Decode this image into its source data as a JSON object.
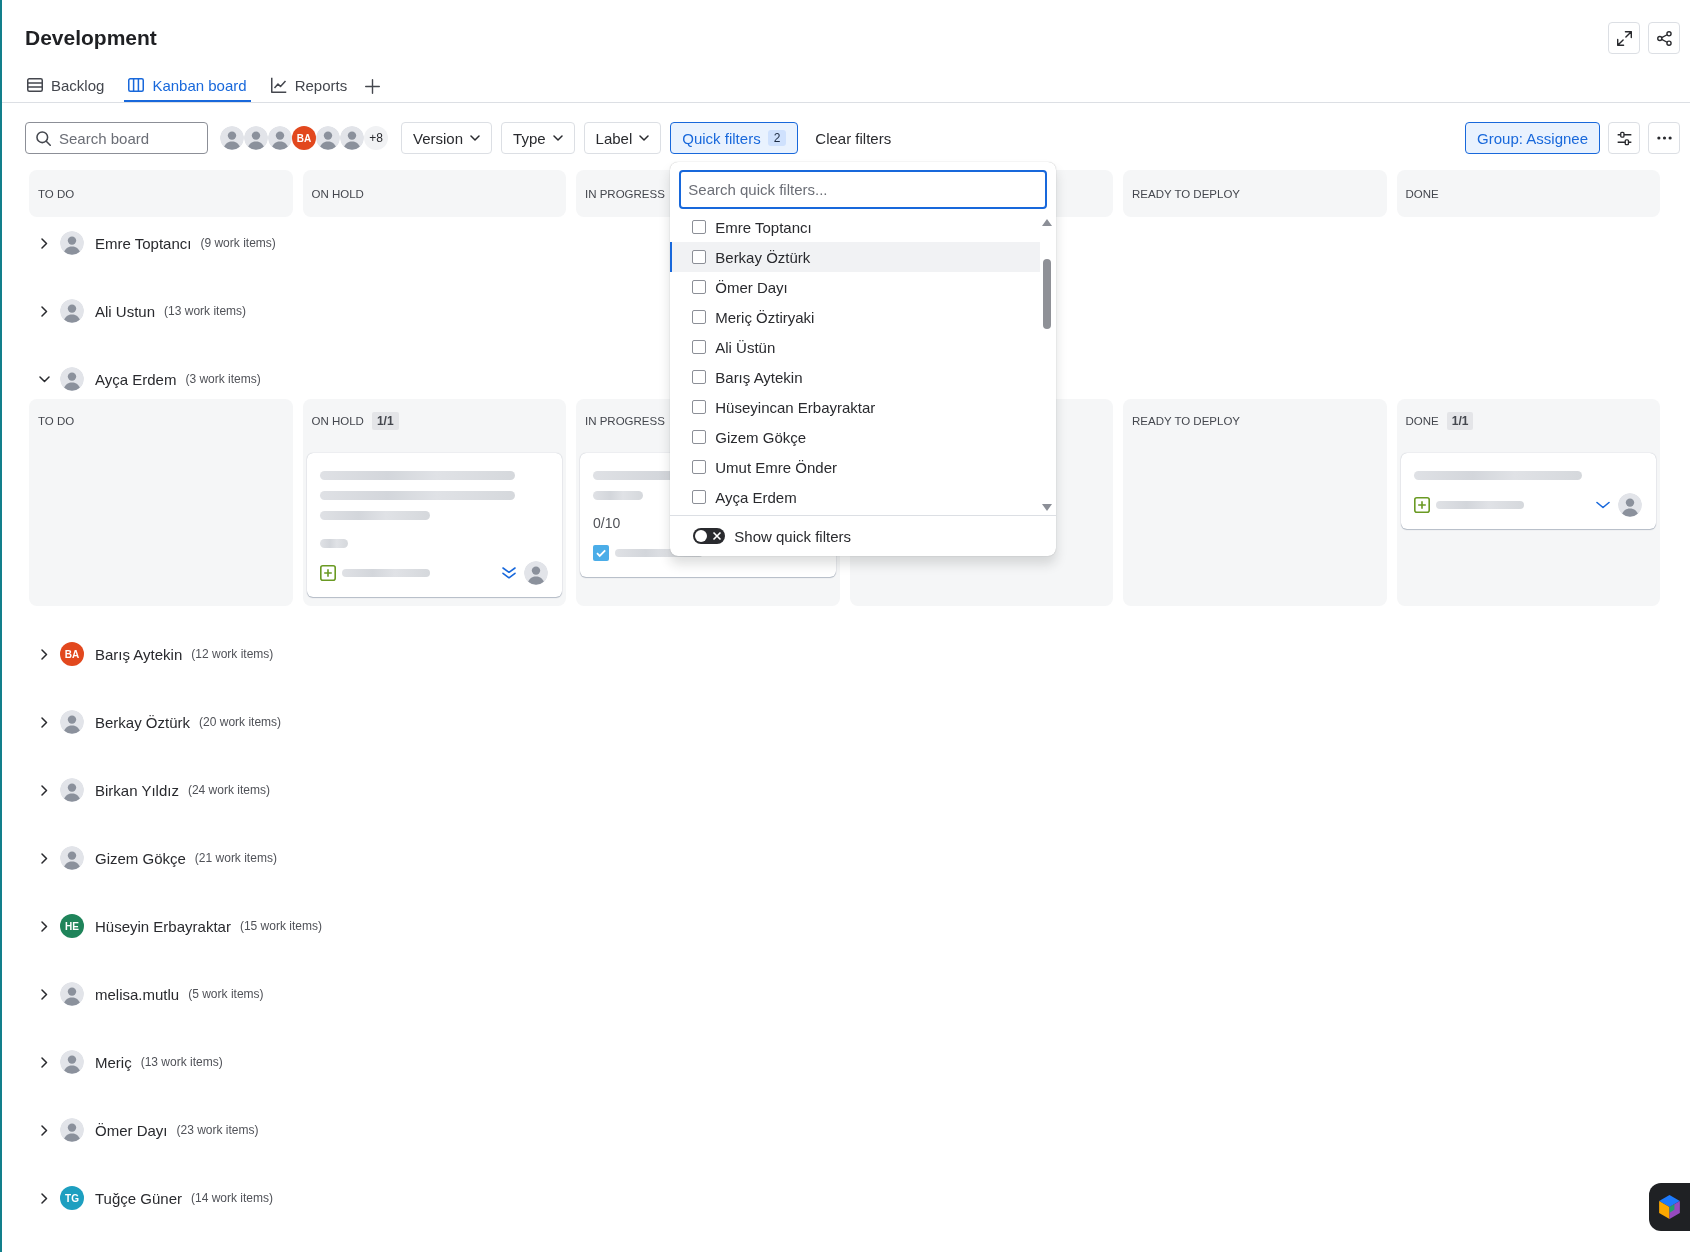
{
  "page": {
    "title": "Development"
  },
  "tabs": [
    {
      "label": "Backlog",
      "kind": "backlog",
      "selected": false
    },
    {
      "label": "Kanban board",
      "kind": "board",
      "selected": true
    },
    {
      "label": "Reports",
      "kind": "reports",
      "selected": false
    }
  ],
  "toolbar": {
    "search": {
      "placeholder": "Search board"
    },
    "avatars": [
      {
        "kind": "photo"
      },
      {
        "kind": "photo"
      },
      {
        "kind": "photo"
      },
      {
        "kind": "initials",
        "initials": "BA",
        "color": "#e2481e"
      },
      {
        "kind": "photo"
      },
      {
        "kind": "photo"
      }
    ],
    "more_avatars": "+8",
    "filters": [
      {
        "label": "Version",
        "kind": "dropdown",
        "selected": false
      },
      {
        "label": "Type",
        "kind": "dropdown",
        "selected": false
      },
      {
        "label": "Label",
        "kind": "dropdown",
        "selected": false
      },
      {
        "label": "Quick filters",
        "kind": "menu",
        "count": "2",
        "selected": true,
        "menu": {
          "search": {
            "placeholder": "Search quick filters..."
          },
          "items": [
            {
              "label": "Emre Toptancı",
              "checked": false,
              "selected": false
            },
            {
              "label": "Berkay Öztürk",
              "checked": false,
              "selected": true
            },
            {
              "label": "Ömer Dayı",
              "checked": false,
              "selected": false
            },
            {
              "label": "Meriç Öztiryaki",
              "checked": false,
              "selected": false
            },
            {
              "label": "Ali Üstün",
              "checked": false,
              "selected": false
            },
            {
              "label": "Barış Aytekin",
              "checked": false,
              "selected": false
            },
            {
              "label": "Hüseyincan Erbayraktar",
              "checked": false,
              "selected": false
            },
            {
              "label": "Gizem Gökçe",
              "checked": false,
              "selected": false
            },
            {
              "label": "Umut Emre Önder",
              "checked": false,
              "selected": false
            },
            {
              "label": "Ayça Erdem",
              "checked": false,
              "selected": false
            }
          ],
          "toggle": {
            "label": "Show quick filters",
            "on": false
          }
        }
      }
    ],
    "clear_filters": "Clear filters",
    "group_by": {
      "label": "Group: Assignee",
      "active": true
    }
  },
  "board": {
    "columns": [
      {
        "label": "TO DO"
      },
      {
        "label": "ON HOLD"
      },
      {
        "label": "IN PROGRESS"
      },
      {},
      {
        "label": "READY TO DEPLOY"
      },
      {
        "label": "DONE"
      }
    ],
    "lanes": [
      {
        "name": "Emre Toptancı",
        "count": "(9 work items)",
        "avatar": {
          "kind": "photo"
        },
        "expanded": false
      },
      {
        "name": "Ali Ustun",
        "count": "(13 work items)",
        "avatar": {
          "kind": "photo"
        },
        "expanded": false
      },
      {
        "name": "Ayça Erdem",
        "count": "(3 work items)",
        "avatar": {
          "kind": "photo"
        },
        "expanded": true,
        "cells": [
          {
            "label": "TO DO"
          },
          {
            "label": "ON HOLD",
            "badge": "1/1",
            "cards": [
              {
                "kind": "feature",
                "title_lines": [
                  {
                    "kind": "full"
                  },
                  {
                    "kind": "full"
                  },
                  {
                    "kind": "medium"
                  }
                ],
                "progress": {
                  "kind": "blurred"
                },
                "priority": {
                  "kind": "lowest"
                },
                "assignee": {
                  "kind": "photo"
                }
              }
            ]
          },
          {
            "label": "IN PROGRESS",
            "cards": [
              {
                "kind": "task",
                "title_lines": [
                  {
                    "kind": "full"
                  },
                  {
                    "kind": "short"
                  }
                ],
                "progress": {
                  "kind": "text",
                  "text": "0/10"
                }
              }
            ]
          },
          {},
          {
            "label": "READY TO DEPLOY"
          },
          {
            "label": "DONE",
            "badge": "1/1",
            "cards": [
              {
                "kind": "feature",
                "title_lines": [
                  {
                    "kind": "long"
                  }
                ],
                "priority": {
                  "kind": "low"
                },
                "assignee": {
                  "kind": "photo"
                }
              }
            ]
          }
        ]
      },
      {
        "name": "Barış Aytekin",
        "count": "(12 work items)",
        "avatar": {
          "kind": "initials",
          "initials": "BA",
          "color": "#e2481e"
        },
        "expanded": false
      },
      {
        "name": "Berkay Öztürk",
        "count": "(20 work items)",
        "avatar": {
          "kind": "photo"
        },
        "expanded": false
      },
      {
        "name": "Birkan Yıldız",
        "count": "(24 work items)",
        "avatar": {
          "kind": "photo"
        },
        "expanded": false
      },
      {
        "name": "Gizem Gökçe",
        "count": "(21 work items)",
        "avatar": {
          "kind": "photo"
        },
        "expanded": false
      },
      {
        "name": "Hüseyin Erbayraktar",
        "count": "(15 work items)",
        "avatar": {
          "kind": "initials",
          "initials": "HE",
          "color": "#1f845a"
        },
        "expanded": false
      },
      {
        "name": "melisa.mutlu",
        "count": "(5 work items)",
        "avatar": {
          "kind": "photo"
        },
        "expanded": false
      },
      {
        "name": "Meriç",
        "count": "(13 work items)",
        "avatar": {
          "kind": "photo"
        },
        "expanded": false
      },
      {
        "name": "Ömer Dayı",
        "count": "(23 work items)",
        "avatar": {
          "kind": "photo"
        },
        "expanded": false
      },
      {
        "name": "Tuğçe Güner",
        "count": "(14 work items)",
        "avatar": {
          "kind": "initials",
          "initials": "TG",
          "color": "#1d9fc0"
        },
        "expanded": false
      }
    ]
  }
}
* * * * *
Omit the images and transcribe all of the records above word for word.

Decode this image into its source data as a JSON object.
{
  "page": {
    "title": "Development"
  },
  "tabs": [
    {
      "label": "Backlog",
      "kind": "backlog",
      "selected": false
    },
    {
      "label": "Kanban board",
      "kind": "board",
      "selected": true
    },
    {
      "label": "Reports",
      "kind": "reports",
      "selected": false
    }
  ],
  "toolbar": {
    "search": {
      "placeholder": "Search board"
    },
    "avatars": [
      {
        "kind": "photo"
      },
      {
        "kind": "photo"
      },
      {
        "kind": "photo"
      },
      {
        "kind": "initials",
        "initials": "BA",
        "color": "#e2481e"
      },
      {
        "kind": "photo"
      },
      {
        "kind": "photo"
      }
    ],
    "more_avatars": "+8",
    "filters": [
      {
        "label": "Version",
        "kind": "dropdown",
        "selected": false
      },
      {
        "label": "Type",
        "kind": "dropdown",
        "selected": false
      },
      {
        "label": "Label",
        "kind": "dropdown",
        "selected": false
      },
      {
        "label": "Quick filters",
        "kind": "menu",
        "count": "2",
        "selected": true,
        "menu": {
          "search": {
            "placeholder": "Search quick filters..."
          },
          "items": [
            {
              "label": "Emre Toptancı",
              "checked": false,
              "selected": false
            },
            {
              "label": "Berkay Öztürk",
              "checked": false,
              "selected": true
            },
            {
              "label": "Ömer Dayı",
              "checked": false,
              "selected": false
            },
            {
              "label": "Meriç Öztiryaki",
              "checked": false,
              "selected": false
            },
            {
              "label": "Ali Üstün",
              "checked": false,
              "selected": false
            },
            {
              "label": "Barış Aytekin",
              "checked": false,
              "selected": false
            },
            {
              "label": "Hüseyincan Erbayraktar",
              "checked": false,
              "selected": false
            },
            {
              "label": "Gizem Gökçe",
              "checked": false,
              "selected": false
            },
            {
              "label": "Umut Emre Önder",
              "checked": false,
              "selected": false
            },
            {
              "label": "Ayça Erdem",
              "checked": false,
              "selected": false
            }
          ],
          "toggle": {
            "label": "Show quick filters",
            "on": false
          }
        }
      }
    ],
    "clear_filters": "Clear filters",
    "group_by": {
      "label": "Group: Assignee",
      "active": true
    }
  },
  "board": {
    "columns": [
      {
        "label": "TO DO"
      },
      {
        "label": "ON HOLD"
      },
      {
        "label": "IN PROGRESS"
      },
      {},
      {
        "label": "READY TO DEPLOY"
      },
      {
        "label": "DONE"
      }
    ],
    "lanes": [
      {
        "name": "Emre Toptancı",
        "count": "(9 work items)",
        "avatar": {
          "kind": "photo"
        },
        "expanded": false
      },
      {
        "name": "Ali Ustun",
        "count": "(13 work items)",
        "avatar": {
          "kind": "photo"
        },
        "expanded": false
      },
      {
        "name": "Ayça Erdem",
        "count": "(3 work items)",
        "avatar": {
          "kind": "photo"
        },
        "expanded": true,
        "cells": [
          {
            "label": "TO DO"
          },
          {
            "label": "ON HOLD",
            "badge": "1/1",
            "cards": [
              {
                "kind": "feature",
                "title_lines": [
                  {
                    "kind": "full"
                  },
                  {
                    "kind": "full"
                  },
                  {
                    "kind": "medium"
                  }
                ],
                "progress": {
                  "kind": "blurred"
                },
                "priority": {
                  "kind": "lowest"
                },
                "assignee": {
                  "kind": "photo"
                }
              }
            ]
          },
          {
            "label": "IN PROGRESS",
            "cards": [
              {
                "kind": "task",
                "title_lines": [
                  {
                    "kind": "full"
                  },
                  {
                    "kind": "short"
                  }
                ],
                "progress": {
                  "kind": "text",
                  "text": "0/10"
                }
              }
            ]
          },
          {},
          {
            "label": "READY TO DEPLOY"
          },
          {
            "label": "DONE",
            "badge": "1/1",
            "cards": [
              {
                "kind": "feature",
                "title_lines": [
                  {
                    "kind": "long"
                  }
                ],
                "priority": {
                  "kind": "low"
                },
                "assignee": {
                  "kind": "photo"
                }
              }
            ]
          }
        ]
      },
      {
        "name": "Barış Aytekin",
        "count": "(12 work items)",
        "avatar": {
          "kind": "initials",
          "initials": "BA",
          "color": "#e2481e"
        },
        "expanded": false
      },
      {
        "name": "Berkay Öztürk",
        "count": "(20 work items)",
        "avatar": {
          "kind": "photo"
        },
        "expanded": false
      },
      {
        "name": "Birkan Yıldız",
        "count": "(24 work items)",
        "avatar": {
          "kind": "photo"
        },
        "expanded": false
      },
      {
        "name": "Gizem Gökçe",
        "count": "(21 work items)",
        "avatar": {
          "kind": "photo"
        },
        "expanded": false
      },
      {
        "name": "Hüseyin Erbayraktar",
        "count": "(15 work items)",
        "avatar": {
          "kind": "initials",
          "initials": "HE",
          "color": "#1f845a"
        },
        "expanded": false
      },
      {
        "name": "melisa.mutlu",
        "count": "(5 work items)",
        "avatar": {
          "kind": "photo"
        },
        "expanded": false
      },
      {
        "name": "Meriç",
        "count": "(13 work items)",
        "avatar": {
          "kind": "photo"
        },
        "expanded": false
      },
      {
        "name": "Ömer Dayı",
        "count": "(23 work items)",
        "avatar": {
          "kind": "photo"
        },
        "expanded": false
      },
      {
        "name": "Tuğçe Güner",
        "count": "(14 work items)",
        "avatar": {
          "kind": "initials",
          "initials": "TG",
          "color": "#1d9fc0"
        },
        "expanded": false
      }
    ]
  }
}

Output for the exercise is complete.